— BEGIN RECORDS SUPPLIED —

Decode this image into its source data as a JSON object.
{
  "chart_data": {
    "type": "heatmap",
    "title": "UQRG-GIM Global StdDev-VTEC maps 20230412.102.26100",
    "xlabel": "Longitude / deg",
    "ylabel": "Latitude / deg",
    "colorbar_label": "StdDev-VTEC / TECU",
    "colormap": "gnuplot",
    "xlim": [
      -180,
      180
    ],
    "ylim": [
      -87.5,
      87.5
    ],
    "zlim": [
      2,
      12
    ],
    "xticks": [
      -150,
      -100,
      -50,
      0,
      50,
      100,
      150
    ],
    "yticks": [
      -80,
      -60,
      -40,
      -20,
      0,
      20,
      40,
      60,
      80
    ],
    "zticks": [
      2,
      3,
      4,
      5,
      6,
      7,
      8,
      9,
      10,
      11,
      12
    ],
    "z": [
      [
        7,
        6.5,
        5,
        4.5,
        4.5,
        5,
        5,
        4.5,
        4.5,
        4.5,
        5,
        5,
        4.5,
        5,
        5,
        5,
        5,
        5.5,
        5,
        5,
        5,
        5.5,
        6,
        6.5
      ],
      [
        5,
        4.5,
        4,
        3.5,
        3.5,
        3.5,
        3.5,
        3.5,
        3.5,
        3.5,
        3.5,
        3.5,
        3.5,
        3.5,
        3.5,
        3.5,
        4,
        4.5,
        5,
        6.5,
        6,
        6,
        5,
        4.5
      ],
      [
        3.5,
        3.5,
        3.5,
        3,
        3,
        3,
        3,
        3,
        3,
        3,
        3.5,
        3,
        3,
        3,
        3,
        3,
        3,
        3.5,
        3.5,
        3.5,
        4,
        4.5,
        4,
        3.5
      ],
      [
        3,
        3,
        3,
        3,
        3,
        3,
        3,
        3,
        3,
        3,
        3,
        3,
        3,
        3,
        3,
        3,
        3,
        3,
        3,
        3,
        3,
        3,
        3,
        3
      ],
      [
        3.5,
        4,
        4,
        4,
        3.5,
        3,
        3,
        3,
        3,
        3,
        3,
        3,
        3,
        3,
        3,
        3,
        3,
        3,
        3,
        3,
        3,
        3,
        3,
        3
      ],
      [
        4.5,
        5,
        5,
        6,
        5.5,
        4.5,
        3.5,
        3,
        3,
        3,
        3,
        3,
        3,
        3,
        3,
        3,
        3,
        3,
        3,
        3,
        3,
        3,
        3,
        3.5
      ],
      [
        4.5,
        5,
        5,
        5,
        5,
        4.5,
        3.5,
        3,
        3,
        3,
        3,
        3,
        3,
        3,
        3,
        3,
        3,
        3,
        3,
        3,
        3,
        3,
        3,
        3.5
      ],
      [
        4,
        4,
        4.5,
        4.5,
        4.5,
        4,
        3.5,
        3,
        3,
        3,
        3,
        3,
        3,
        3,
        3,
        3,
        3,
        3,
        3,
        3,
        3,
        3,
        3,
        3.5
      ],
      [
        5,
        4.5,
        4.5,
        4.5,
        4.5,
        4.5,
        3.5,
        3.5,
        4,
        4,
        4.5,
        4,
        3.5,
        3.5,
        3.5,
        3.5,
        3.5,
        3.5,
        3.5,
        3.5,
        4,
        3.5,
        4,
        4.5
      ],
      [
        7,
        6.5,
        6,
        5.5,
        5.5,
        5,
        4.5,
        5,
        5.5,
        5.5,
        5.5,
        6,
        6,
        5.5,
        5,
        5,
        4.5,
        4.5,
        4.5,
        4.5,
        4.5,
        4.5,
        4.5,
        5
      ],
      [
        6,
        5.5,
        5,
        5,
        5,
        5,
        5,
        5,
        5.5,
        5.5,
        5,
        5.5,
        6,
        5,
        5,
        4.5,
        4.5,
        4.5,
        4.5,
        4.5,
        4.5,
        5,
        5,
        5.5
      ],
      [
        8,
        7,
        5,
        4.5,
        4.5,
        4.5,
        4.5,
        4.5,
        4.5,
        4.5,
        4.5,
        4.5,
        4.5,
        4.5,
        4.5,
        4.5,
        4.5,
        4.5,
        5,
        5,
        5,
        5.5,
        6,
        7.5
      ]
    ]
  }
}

— END RECORDS SUPPLIED —

EXERCISE GOAL
Scan the material above. Extract every line in which the word "VTEC" occurs.

PROBLEM SOLUTION
    "title": "UQRG-GIM Global StdDev-VTEC maps 20230412.102.26100",
    "colorbar_label": "StdDev-VTEC / TECU",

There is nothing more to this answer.